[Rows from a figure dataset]
_ _ _ _ _ _ _

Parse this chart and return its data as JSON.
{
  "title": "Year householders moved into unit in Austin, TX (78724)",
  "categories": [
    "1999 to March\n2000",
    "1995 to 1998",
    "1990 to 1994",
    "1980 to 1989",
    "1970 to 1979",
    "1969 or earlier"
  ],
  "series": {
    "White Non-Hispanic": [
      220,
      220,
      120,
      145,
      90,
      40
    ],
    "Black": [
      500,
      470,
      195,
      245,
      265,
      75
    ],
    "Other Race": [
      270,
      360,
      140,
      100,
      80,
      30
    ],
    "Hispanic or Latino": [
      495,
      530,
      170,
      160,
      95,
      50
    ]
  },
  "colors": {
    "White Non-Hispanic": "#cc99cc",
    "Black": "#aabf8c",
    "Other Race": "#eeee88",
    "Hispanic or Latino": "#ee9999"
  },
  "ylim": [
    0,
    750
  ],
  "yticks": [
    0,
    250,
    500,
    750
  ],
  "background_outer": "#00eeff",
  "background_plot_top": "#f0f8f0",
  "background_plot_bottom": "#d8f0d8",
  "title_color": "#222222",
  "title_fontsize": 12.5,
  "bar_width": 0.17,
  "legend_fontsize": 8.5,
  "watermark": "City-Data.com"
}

_ _ _ _ _ _ _

(Problem requirements) Go through the records and show every line with the string "Hispanic" in it.

(Answer to the exercise)
    "White Non-Hispanic": [
    "Hispanic or Latino": [
    "White Non-Hispanic": "#cc99cc",
    "Hispanic or Latino": "#ee9999"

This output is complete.